_DIRECTIONS_: Will you quote all of the entries, word for word?

_TASK MATERIAL_:
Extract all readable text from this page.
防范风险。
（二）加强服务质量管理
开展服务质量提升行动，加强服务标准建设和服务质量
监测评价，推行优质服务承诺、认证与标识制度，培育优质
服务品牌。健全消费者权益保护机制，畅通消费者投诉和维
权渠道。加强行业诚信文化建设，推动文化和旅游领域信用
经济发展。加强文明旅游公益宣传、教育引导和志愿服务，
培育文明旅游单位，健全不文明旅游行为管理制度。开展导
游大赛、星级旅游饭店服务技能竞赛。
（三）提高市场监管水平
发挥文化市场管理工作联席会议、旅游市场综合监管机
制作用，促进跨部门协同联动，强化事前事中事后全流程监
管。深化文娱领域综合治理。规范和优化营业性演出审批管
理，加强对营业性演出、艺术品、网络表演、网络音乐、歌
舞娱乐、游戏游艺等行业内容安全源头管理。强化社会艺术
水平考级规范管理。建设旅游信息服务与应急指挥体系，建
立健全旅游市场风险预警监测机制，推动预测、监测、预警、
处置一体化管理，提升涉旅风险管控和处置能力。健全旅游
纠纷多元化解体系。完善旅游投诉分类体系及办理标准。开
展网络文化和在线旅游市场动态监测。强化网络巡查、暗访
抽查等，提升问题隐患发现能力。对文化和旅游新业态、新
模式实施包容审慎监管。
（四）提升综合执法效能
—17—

_PROBLEM SOLUTION_:
Extract all readable text from this page.
防范风险。
（二）加强服务质量管理
开展服务质量提升行动，加强服务标准建设和服务质量
监测评价，推行优质服务承诺、认证与标识制度，培育优质
服务品牌。健全消费者权益保护机制，畅通消费者投诉和维
权渠道。加强行业诚信文化建设，推动文化和旅游领域信用
经济发展。加强文明旅游公益宣传、教育引导和志愿服务，
培育文明旅游单位，健全不文明旅游行为管理制度。开展导
游大赛、星级旅游饭店服务技能竞赛。
（三）提高市场监管水平
发挥文化市场管理工作联席会议、旅游市场综合监管机
制作用，促进跨部门协同联动，强化事前事中事后全流程监
管。深化文娱领域综合治理。规范和优化营业性演出审批管
理，加强对营业性演出、艺术品、网络表演、网络音乐、歌
舞娱乐、游戏游艺等行业内容安全源头管理。强化社会艺术
水平考级规范管理。建设旅游信息服务与应急指挥体系，建
立健全旅游市场风险预警监测机制，推动预测、监测、预警、
处置一体化管理，提升涉旅风险管控和处置能力。健全旅游
纠纷多元化解体系。完善旅游投诉分类体系及办理标准。开
展网络文化和在线旅游市场动态监测。强化网络巡查、暗访
抽查等，提升问题隐患发现能力。对文化和旅游新业态、新
模式实施包容审慎监管。
（四）提升综合执法效能
—17—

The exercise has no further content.